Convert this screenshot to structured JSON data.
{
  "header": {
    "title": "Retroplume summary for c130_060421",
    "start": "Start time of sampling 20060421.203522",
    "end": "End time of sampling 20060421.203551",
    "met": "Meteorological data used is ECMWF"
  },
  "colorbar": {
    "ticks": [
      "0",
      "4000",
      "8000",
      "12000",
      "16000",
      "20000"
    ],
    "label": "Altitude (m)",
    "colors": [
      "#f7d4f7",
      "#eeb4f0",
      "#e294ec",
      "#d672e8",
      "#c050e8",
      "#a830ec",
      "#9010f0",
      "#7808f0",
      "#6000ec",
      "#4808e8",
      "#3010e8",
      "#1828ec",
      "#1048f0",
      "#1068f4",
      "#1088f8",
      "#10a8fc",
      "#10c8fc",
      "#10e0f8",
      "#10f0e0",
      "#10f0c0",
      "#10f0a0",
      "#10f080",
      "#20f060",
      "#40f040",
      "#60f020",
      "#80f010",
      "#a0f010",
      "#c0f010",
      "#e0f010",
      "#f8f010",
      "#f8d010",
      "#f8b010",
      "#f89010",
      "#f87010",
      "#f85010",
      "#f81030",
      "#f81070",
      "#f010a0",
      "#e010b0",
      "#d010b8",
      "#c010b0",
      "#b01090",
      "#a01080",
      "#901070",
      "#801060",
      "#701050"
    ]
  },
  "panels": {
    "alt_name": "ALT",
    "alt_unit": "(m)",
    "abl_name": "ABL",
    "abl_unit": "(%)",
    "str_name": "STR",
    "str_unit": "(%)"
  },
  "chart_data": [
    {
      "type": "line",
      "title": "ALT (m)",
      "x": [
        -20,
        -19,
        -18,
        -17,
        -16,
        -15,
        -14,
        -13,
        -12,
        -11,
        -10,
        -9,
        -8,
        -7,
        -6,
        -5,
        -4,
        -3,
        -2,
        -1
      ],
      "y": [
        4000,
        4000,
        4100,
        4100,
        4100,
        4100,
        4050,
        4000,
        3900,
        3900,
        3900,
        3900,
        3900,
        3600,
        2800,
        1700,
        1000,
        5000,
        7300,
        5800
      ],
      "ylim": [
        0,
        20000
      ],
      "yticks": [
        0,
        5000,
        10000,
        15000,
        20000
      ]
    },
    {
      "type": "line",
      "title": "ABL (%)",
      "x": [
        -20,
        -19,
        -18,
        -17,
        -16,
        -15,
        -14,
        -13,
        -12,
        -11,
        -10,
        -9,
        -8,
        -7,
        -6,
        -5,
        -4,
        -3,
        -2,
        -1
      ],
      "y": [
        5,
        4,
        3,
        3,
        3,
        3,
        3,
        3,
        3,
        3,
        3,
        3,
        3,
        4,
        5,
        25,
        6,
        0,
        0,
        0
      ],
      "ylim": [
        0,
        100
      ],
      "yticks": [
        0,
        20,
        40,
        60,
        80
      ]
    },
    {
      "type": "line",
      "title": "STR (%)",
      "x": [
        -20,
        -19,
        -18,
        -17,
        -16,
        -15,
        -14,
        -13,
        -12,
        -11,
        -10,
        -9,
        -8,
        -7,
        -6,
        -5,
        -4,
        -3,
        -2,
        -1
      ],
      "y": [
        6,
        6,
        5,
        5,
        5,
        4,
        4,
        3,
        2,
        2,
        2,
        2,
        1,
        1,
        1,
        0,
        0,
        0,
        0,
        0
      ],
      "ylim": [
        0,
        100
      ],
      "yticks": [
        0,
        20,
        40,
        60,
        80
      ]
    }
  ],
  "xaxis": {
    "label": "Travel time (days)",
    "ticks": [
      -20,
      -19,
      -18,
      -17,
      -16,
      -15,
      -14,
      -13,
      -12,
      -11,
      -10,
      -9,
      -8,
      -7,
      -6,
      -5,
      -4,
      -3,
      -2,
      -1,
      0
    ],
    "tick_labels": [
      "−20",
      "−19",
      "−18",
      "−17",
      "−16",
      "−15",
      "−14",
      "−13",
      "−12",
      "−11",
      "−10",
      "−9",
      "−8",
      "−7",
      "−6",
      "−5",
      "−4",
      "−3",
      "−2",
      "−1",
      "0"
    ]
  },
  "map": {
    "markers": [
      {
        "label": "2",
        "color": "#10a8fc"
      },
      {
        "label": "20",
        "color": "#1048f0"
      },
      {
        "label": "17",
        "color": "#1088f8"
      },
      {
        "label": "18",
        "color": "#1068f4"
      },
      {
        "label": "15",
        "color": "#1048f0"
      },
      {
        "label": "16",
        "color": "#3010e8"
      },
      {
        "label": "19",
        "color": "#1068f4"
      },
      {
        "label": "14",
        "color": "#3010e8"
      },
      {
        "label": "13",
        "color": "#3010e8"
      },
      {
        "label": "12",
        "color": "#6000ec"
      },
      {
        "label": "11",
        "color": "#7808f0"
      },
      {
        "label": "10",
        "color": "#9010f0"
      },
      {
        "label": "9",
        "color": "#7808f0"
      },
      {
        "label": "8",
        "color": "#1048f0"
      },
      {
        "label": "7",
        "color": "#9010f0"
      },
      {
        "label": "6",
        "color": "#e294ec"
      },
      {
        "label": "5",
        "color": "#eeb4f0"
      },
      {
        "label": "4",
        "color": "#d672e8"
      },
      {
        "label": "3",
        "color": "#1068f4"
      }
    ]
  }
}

────────────────────

WORK TO BE COMPLETED
Write out each line of the data that holds the string "title".

RESULT
    "title": "Retroplume summary for c130_060421",
      "title": "ALT (m)",
      "title": "ABL (%)",
      "title": "STR (%)",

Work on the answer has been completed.